Information provided
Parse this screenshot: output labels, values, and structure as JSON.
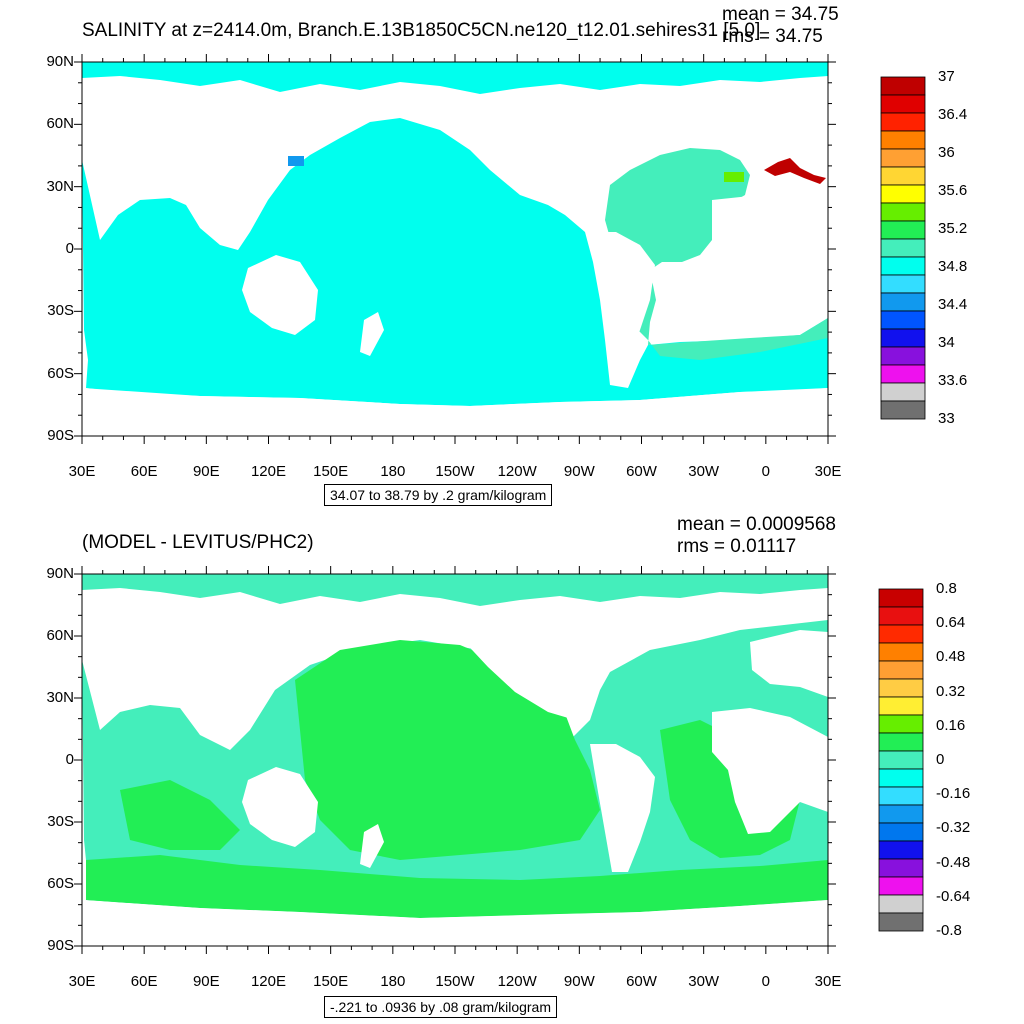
{
  "top_panel": {
    "title": "SALINITY at z=2414.0m, Branch.E.13B1850C5CN.ne120_t12.01.sehires31 [5.0]",
    "mean_text": "mean = 34.75",
    "rms_text": "rms = 34.75",
    "range_text": "34.07 to 38.79 by .2 gram/kilogram",
    "lat_labels": [
      "90N",
      "60N",
      "30N",
      "0",
      "30S",
      "60S",
      "90S"
    ],
    "lon_labels": [
      "30E",
      "60E",
      "90E",
      "120E",
      "150E",
      "180",
      "150W",
      "120W",
      "90W",
      "60W",
      "30W",
      "0",
      "30E"
    ],
    "colorbar": {
      "labels": [
        "37",
        "36.4",
        "36",
        "35.6",
        "35.2",
        "34.8",
        "34.4",
        "34",
        "33.6",
        "33"
      ],
      "colors": [
        "#bf0000",
        "#e00000",
        "#ff2200",
        "#ff8000",
        "#ffa033",
        "#ffd633",
        "#ffff00",
        "#66ee00",
        "#22ee55",
        "#44eebb",
        "#00ffee",
        "#33ddff",
        "#1199ee",
        "#0055ff",
        "#1111ee",
        "#8811dd",
        "#ee11ee",
        "#d0d0d0",
        "#707070"
      ]
    },
    "ocean_color": "#00ffee",
    "atlantic_color": "#44eebb"
  },
  "bottom_panel": {
    "title": "(MODEL - LEVITUS/PHC2)",
    "mean_text": "mean = 0.0009568",
    "rms_text": "rms = 0.01117",
    "range_text": "-.221 to .0936 by .08 gram/kilogram",
    "lat_labels": [
      "90N",
      "60N",
      "30N",
      "0",
      "30S",
      "60S",
      "90S"
    ],
    "lon_labels": [
      "30E",
      "60E",
      "90E",
      "120E",
      "150E",
      "180",
      "150W",
      "120W",
      "90W",
      "60W",
      "30W",
      "0",
      "30E"
    ],
    "colorbar": {
      "labels": [
        "0.8",
        "0.64",
        "0.48",
        "0.32",
        "0.16",
        "0",
        "-0.16",
        "-0.32",
        "-0.48",
        "-0.64",
        "-0.8"
      ],
      "colors": [
        "#c80000",
        "#e81010",
        "#ff2a00",
        "#ff8000",
        "#ff9f33",
        "#ffcc44",
        "#ffee33",
        "#66ee00",
        "#22ee55",
        "#44eebb",
        "#00ffee",
        "#33ddff",
        "#1199ee",
        "#0077ee",
        "#1111ee",
        "#8811dd",
        "#ee11ee",
        "#d0d0d0",
        "#707070"
      ]
    },
    "ocean_color": "#44eebb",
    "positive_color": "#22ee55"
  }
}
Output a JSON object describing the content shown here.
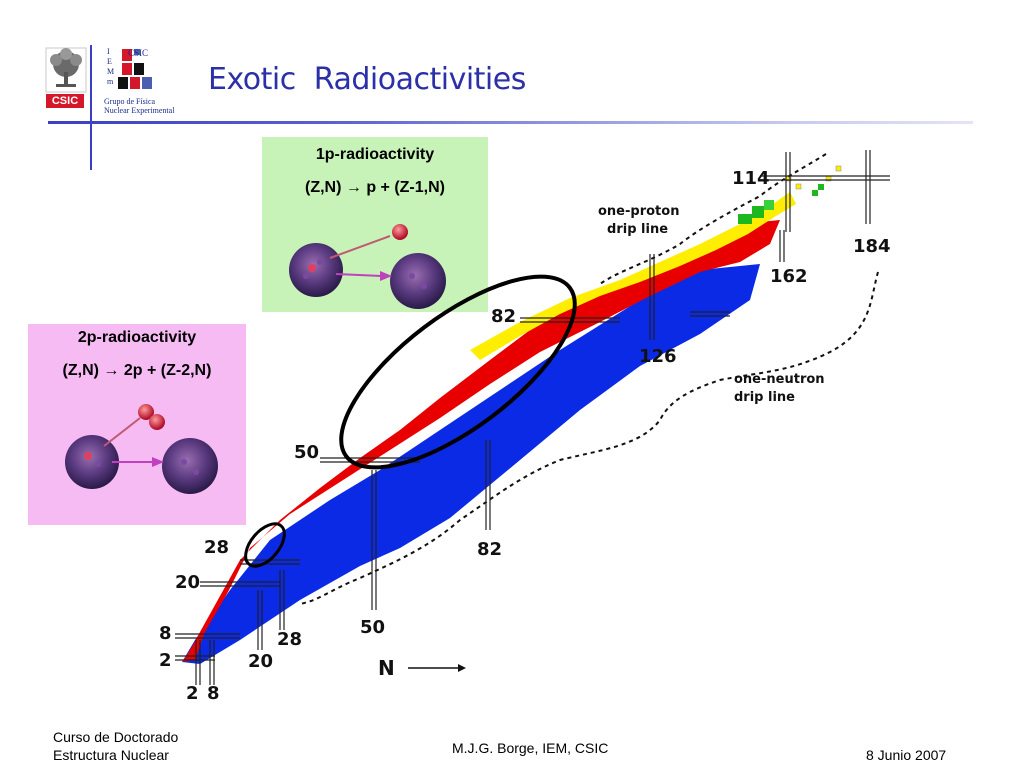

Work instructions
Return the entries unchanged, save for the pictures, which do not belong in the copy.

Worked solution
Parse this screenshot: output labels, values, and structure as JSON.
{
  "top_panel": {
    "title": "SALINITY at z=2414.0m, Branch.E.13B1850C5CN.ne120_t12.01.sehires31 [5.0]",
    "mean_text": "mean = 34.75",
    "rms_text": "rms = 34.75",
    "range_text": "34.07 to 38.79 by .2 gram/kilogram",
    "lat_labels": [
      "90N",
      "60N",
      "30N",
      "0",
      "30S",
      "60S",
      "90S"
    ],
    "lon_labels": [
      "30E",
      "60E",
      "90E",
      "120E",
      "150E",
      "180",
      "150W",
      "120W",
      "90W",
      "60W",
      "30W",
      "0",
      "30E"
    ],
    "colorbar": {
      "labels": [
        "37",
        "36.4",
        "36",
        "35.6",
        "35.2",
        "34.8",
        "34.4",
        "34",
        "33.6",
        "33"
      ],
      "colors": [
        "#bf0000",
        "#e00000",
        "#ff2200",
        "#ff8000",
        "#ffa033",
        "#ffd633",
        "#ffff00",
        "#66ee00",
        "#22ee55",
        "#44eebb",
        "#00ffee",
        "#33ddff",
        "#1199ee",
        "#0055ff",
        "#1111ee",
        "#8811dd",
        "#ee11ee",
        "#d0d0d0",
        "#707070"
      ]
    },
    "ocean_color": "#00ffee",
    "atlantic_color": "#44eebb"
  },
  "bottom_panel": {
    "title": "(MODEL - LEVITUS/PHC2)",
    "mean_text": "mean = 0.0009568",
    "rms_text": "rms = 0.01117",
    "range_text": "-.221 to .0936 by .08 gram/kilogram",
    "lat_labels": [
      "90N",
      "60N",
      "30N",
      "0",
      "30S",
      "60S",
      "90S"
    ],
    "lon_labels": [
      "30E",
      "60E",
      "90E",
      "120E",
      "150E",
      "180",
      "150W",
      "120W",
      "90W",
      "60W",
      "30W",
      "0",
      "30E"
    ],
    "colorbar": {
      "labels": [
        "0.8",
        "0.64",
        "0.48",
        "0.32",
        "0.16",
        "0",
        "-0.16",
        "-0.32",
        "-0.48",
        "-0.64",
        "-0.8"
      ],
      "colors": [
        "#c80000",
        "#e81010",
        "#ff2a00",
        "#ff8000",
        "#ff9f33",
        "#ffcc44",
        "#ffee33",
        "#66ee00",
        "#22ee55",
        "#44eebb",
        "#00ffee",
        "#33ddff",
        "#1199ee",
        "#0077ee",
        "#1111ee",
        "#8811dd",
        "#ee11ee",
        "#d0d0d0",
        "#707070"
      ]
    },
    "ocean_color": "#44eebb",
    "positive_color": "#22ee55"
  }
}
Output a JSON object describing the content shown here.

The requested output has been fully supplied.